WHAT TO PRODUCE:
Write out every entry exactly as it appears.

RECORDS FOR THE TASK:
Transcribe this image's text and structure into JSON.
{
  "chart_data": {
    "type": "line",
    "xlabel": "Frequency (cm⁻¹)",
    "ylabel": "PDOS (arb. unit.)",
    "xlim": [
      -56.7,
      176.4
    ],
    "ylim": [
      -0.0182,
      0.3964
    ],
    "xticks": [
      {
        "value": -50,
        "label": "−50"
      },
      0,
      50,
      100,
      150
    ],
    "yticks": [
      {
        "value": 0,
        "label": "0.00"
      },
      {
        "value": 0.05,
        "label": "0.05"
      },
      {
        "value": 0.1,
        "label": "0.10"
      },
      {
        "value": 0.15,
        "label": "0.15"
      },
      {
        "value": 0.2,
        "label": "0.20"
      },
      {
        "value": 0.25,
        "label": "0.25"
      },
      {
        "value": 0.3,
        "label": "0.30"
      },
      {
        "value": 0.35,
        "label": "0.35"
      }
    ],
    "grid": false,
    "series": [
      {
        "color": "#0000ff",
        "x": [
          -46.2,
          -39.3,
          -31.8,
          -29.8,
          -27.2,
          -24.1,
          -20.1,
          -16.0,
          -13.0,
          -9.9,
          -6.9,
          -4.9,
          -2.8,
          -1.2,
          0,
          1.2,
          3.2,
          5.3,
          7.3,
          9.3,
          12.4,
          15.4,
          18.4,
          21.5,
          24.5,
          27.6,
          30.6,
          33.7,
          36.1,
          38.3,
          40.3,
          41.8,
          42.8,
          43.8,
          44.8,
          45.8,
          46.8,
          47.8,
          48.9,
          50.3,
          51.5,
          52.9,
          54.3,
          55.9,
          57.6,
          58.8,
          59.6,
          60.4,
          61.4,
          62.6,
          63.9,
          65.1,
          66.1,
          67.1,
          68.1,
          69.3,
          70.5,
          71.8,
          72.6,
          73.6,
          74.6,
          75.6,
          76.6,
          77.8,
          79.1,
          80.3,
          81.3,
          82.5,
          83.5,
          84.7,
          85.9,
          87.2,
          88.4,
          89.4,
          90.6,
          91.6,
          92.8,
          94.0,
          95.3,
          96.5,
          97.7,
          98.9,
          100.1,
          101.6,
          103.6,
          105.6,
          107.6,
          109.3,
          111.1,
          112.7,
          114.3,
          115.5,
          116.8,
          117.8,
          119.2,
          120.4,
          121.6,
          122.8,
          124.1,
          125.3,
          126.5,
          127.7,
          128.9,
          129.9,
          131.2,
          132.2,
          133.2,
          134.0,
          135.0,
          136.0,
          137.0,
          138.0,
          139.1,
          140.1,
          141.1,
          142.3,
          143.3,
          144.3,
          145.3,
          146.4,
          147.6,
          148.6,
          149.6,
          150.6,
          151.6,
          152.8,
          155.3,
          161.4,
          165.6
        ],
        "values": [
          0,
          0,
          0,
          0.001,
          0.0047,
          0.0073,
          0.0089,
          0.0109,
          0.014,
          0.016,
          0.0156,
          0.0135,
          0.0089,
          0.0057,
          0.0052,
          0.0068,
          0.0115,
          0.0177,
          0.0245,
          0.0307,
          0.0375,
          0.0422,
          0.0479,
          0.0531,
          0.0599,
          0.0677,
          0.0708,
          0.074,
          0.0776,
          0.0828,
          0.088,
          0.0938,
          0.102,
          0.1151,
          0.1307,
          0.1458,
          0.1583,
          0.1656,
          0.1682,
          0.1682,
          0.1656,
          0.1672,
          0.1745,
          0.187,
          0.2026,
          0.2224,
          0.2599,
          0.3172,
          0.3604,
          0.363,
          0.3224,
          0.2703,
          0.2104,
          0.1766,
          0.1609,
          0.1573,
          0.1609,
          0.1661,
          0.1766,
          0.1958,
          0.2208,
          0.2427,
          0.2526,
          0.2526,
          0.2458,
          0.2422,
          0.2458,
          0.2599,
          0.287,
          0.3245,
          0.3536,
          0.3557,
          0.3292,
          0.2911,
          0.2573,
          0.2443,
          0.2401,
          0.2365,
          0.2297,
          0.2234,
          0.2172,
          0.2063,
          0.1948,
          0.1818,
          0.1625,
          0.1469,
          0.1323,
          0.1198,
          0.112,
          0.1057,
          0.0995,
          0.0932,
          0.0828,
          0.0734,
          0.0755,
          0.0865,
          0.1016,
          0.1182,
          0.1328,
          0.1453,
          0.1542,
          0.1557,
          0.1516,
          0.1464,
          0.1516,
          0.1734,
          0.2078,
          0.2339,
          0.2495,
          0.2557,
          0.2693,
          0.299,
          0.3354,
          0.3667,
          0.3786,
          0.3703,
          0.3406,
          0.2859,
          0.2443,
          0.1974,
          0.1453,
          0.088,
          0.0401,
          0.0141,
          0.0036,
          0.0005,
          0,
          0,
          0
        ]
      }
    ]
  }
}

RESPONSE:
Transcribe this image's text and structure into JSON.
{
  "chart_data": {
    "type": "line",
    "xlabel": "Frequency (cm⁻¹)",
    "ylabel": "PDOS (arb. unit.)",
    "xlim": [
      -56.7,
      176.4
    ],
    "ylim": [
      -0.0182,
      0.3964
    ],
    "xticks": [
      {
        "value": -50,
        "label": "−50"
      },
      0,
      50,
      100,
      150
    ],
    "yticks": [
      {
        "value": 0,
        "label": "0.00"
      },
      {
        "value": 0.05,
        "label": "0.05"
      },
      {
        "value": 0.1,
        "label": "0.10"
      },
      {
        "value": 0.15,
        "label": "0.15"
      },
      {
        "value": 0.2,
        "label": "0.20"
      },
      {
        "value": 0.25,
        "label": "0.25"
      },
      {
        "value": 0.3,
        "label": "0.30"
      },
      {
        "value": 0.35,
        "label": "0.35"
      }
    ],
    "grid": false,
    "series": [
      {
        "color": "#0000ff",
        "x": [
          -46.2,
          -39.3,
          -31.8,
          -29.8,
          -27.2,
          -24.1,
          -20.1,
          -16.0,
          -13.0,
          -9.9,
          -6.9,
          -4.9,
          -2.8,
          -1.2,
          0,
          1.2,
          3.2,
          5.3,
          7.3,
          9.3,
          12.4,
          15.4,
          18.4,
          21.5,
          24.5,
          27.6,
          30.6,
          33.7,
          36.1,
          38.3,
          40.3,
          41.8,
          42.8,
          43.8,
          44.8,
          45.8,
          46.8,
          47.8,
          48.9,
          50.3,
          51.5,
          52.9,
          54.3,
          55.9,
          57.6,
          58.8,
          59.6,
          60.4,
          61.4,
          62.6,
          63.9,
          65.1,
          66.1,
          67.1,
          68.1,
          69.3,
          70.5,
          71.8,
          72.6,
          73.6,
          74.6,
          75.6,
          76.6,
          77.8,
          79.1,
          80.3,
          81.3,
          82.5,
          83.5,
          84.7,
          85.9,
          87.2,
          88.4,
          89.4,
          90.6,
          91.6,
          92.8,
          94.0,
          95.3,
          96.5,
          97.7,
          98.9,
          100.1,
          101.6,
          103.6,
          105.6,
          107.6,
          109.3,
          111.1,
          112.7,
          114.3,
          115.5,
          116.8,
          117.8,
          119.2,
          120.4,
          121.6,
          122.8,
          124.1,
          125.3,
          126.5,
          127.7,
          128.9,
          129.9,
          131.2,
          132.2,
          133.2,
          134.0,
          135.0,
          136.0,
          137.0,
          138.0,
          139.1,
          140.1,
          141.1,
          142.3,
          143.3,
          144.3,
          145.3,
          146.4,
          147.6,
          148.6,
          149.6,
          150.6,
          151.6,
          152.8,
          155.3,
          161.4,
          165.6
        ],
        "values": [
          0,
          0,
          0,
          0.001,
          0.0047,
          0.0073,
          0.0089,
          0.0109,
          0.014,
          0.016,
          0.0156,
          0.0135,
          0.0089,
          0.0057,
          0.0052,
          0.0068,
          0.0115,
          0.0177,
          0.0245,
          0.0307,
          0.0375,
          0.0422,
          0.0479,
          0.0531,
          0.0599,
          0.0677,
          0.0708,
          0.074,
          0.0776,
          0.0828,
          0.088,
          0.0938,
          0.102,
          0.1151,
          0.1307,
          0.1458,
          0.1583,
          0.1656,
          0.1682,
          0.1682,
          0.1656,
          0.1672,
          0.1745,
          0.187,
          0.2026,
          0.2224,
          0.2599,
          0.3172,
          0.3604,
          0.363,
          0.3224,
          0.2703,
          0.2104,
          0.1766,
          0.1609,
          0.1573,
          0.1609,
          0.1661,
          0.1766,
          0.1958,
          0.2208,
          0.2427,
          0.2526,
          0.2526,
          0.2458,
          0.2422,
          0.2458,
          0.2599,
          0.287,
          0.3245,
          0.3536,
          0.3557,
          0.3292,
          0.2911,
          0.2573,
          0.2443,
          0.2401,
          0.2365,
          0.2297,
          0.2234,
          0.2172,
          0.2063,
          0.1948,
          0.1818,
          0.1625,
          0.1469,
          0.1323,
          0.1198,
          0.112,
          0.1057,
          0.0995,
          0.0932,
          0.0828,
          0.0734,
          0.0755,
          0.0865,
          0.1016,
          0.1182,
          0.1328,
          0.1453,
          0.1542,
          0.1557,
          0.1516,
          0.1464,
          0.1516,
          0.1734,
          0.2078,
          0.2339,
          0.2495,
          0.2557,
          0.2693,
          0.299,
          0.3354,
          0.3667,
          0.3786,
          0.3703,
          0.3406,
          0.2859,
          0.2443,
          0.1974,
          0.1453,
          0.088,
          0.0401,
          0.0141,
          0.0036,
          0.0005,
          0,
          0,
          0
        ]
      }
    ]
  }
}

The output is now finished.